[Objective]
All of the listing below must be repeated word for word. Pictures are the only thing to omit.

[Data listing]
:::::

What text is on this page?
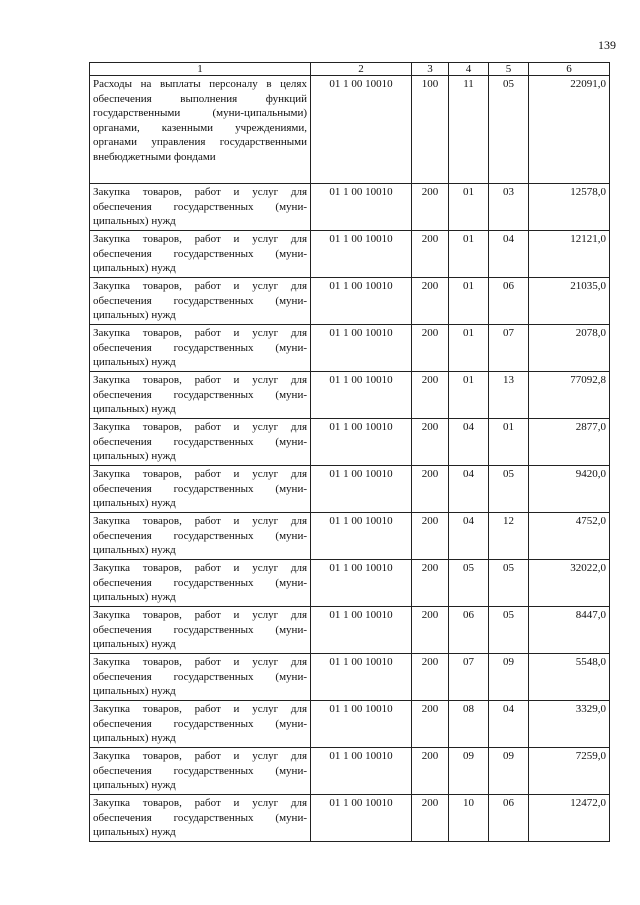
139
1	2	3	4	5	6
Расходы на выплаты персоналу в целях обеспечения выполнения функций государственными (муни-ципальными) органами, казенными учреждениями, органами управления государственными внебюджетными фондами	01 1 00 10010	100	11	05	22091,0
Закупка товаров, работ и услуг для обеспечения государственных (муни-ципальных) нужд	01 1 00 10010	200	01	03	12578,0
Закупка товаров, работ и услуг для обеспечения государственных (муни-ципальных) нужд	01 1 00 10010	200	01	04	12121,0
Закупка товаров, работ и услуг для обеспечения государственных (муни-ципальных) нужд	01 1 00 10010	200	01	06	21035,0
Закупка товаров, работ и услуг для обеспечения государственных (муни-ципальных) нужд	01 1 00 10010	200	01	07	2078,0
Закупка товаров, работ и услуг для обеспечения государственных (муни-ципальных) нужд	01 1 00 10010	200	01	13	77092,8
Закупка товаров, работ и услуг для обеспечения государственных (муни-ципальных) нужд	01 1 00 10010	200	04	01	2877,0
Закупка товаров, работ и услуг для обеспечения государственных (муни-ципальных) нужд	01 1 00 10010	200	04	05	9420,0
Закупка товаров, работ и услуг для обеспечения государственных (муни-ципальных) нужд	01 1 00 10010	200	04	12	4752,0
Закупка товаров, работ и услуг для обеспечения государственных (муни-ципальных) нужд	01 1 00 10010	200	05	05	32022,0
Закупка товаров, работ и услуг для обеспечения государственных (муни-ципальных) нужд	01 1 00 10010	200	06	05	8447,0
Закупка товаров, работ и услуг для обеспечения государственных (муни-ципальных) нужд	01 1 00 10010	200	07	09	5548,0
Закупка товаров, работ и услуг для обеспечения государственных (муни-ципальных) нужд	01 1 00 10010	200	08	04	3329,0
Закупка товаров, работ и услуг для обеспечения государственных (муни-ципальных) нужд	01 1 00 10010	200	09	09	7259,0
Закупка товаров, работ и услуг для обеспечения государственных (муни-ципальных) нужд	01 1 00 10010	200	10	06	12472,0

:::::

[Complete output]
What text is on this page?
139
1	2	3	4	5	6
Расходы на выплаты персоналу в целях обеспечения выполнения функций государственными (муни-ципальными) органами, казенными учреждениями, органами управления государственными внебюджетными фондами	01 1 00 10010	100	11	05	22091,0
Закупка товаров, работ и услуг для обеспечения государственных (муни-ципальных) нужд	01 1 00 10010	200	01	03	12578,0
Закупка товаров, работ и услуг для обеспечения государственных (муни-ципальных) нужд	01 1 00 10010	200	01	04	12121,0
Закупка товаров, работ и услуг для обеспечения государственных (муни-ципальных) нужд	01 1 00 10010	200	01	06	21035,0
Закупка товаров, работ и услуг для обеспечения государственных (муни-ципальных) нужд	01 1 00 10010	200	01	07	2078,0
Закупка товаров, работ и услуг для обеспечения государственных (муни-ципальных) нужд	01 1 00 10010	200	01	13	77092,8
Закупка товаров, работ и услуг для обеспечения государственных (муни-ципальных) нужд	01 1 00 10010	200	04	01	2877,0
Закупка товаров, работ и услуг для обеспечения государственных (муни-ципальных) нужд	01 1 00 10010	200	04	05	9420,0
Закупка товаров, работ и услуг для обеспечения государственных (муни-ципальных) нужд	01 1 00 10010	200	04	12	4752,0
Закупка товаров, работ и услуг для обеспечения государственных (муни-ципальных) нужд	01 1 00 10010	200	05	05	32022,0
Закупка товаров, работ и услуг для обеспечения государственных (муни-ципальных) нужд	01 1 00 10010	200	06	05	8447,0
Закупка товаров, работ и услуг для обеспечения государственных (муни-ципальных) нужд	01 1 00 10010	200	07	09	5548,0
Закупка товаров, работ и услуг для обеспечения государственных (муни-ципальных) нужд	01 1 00 10010	200	08	04	3329,0
Закупка товаров, работ и услуг для обеспечения государственных (муни-ципальных) нужд	01 1 00 10010	200	09	09	7259,0
Закупка товаров, работ и услуг для обеспечения государственных (муни-ципальных) нужд	01 1 00 10010	200	10	06	12472,0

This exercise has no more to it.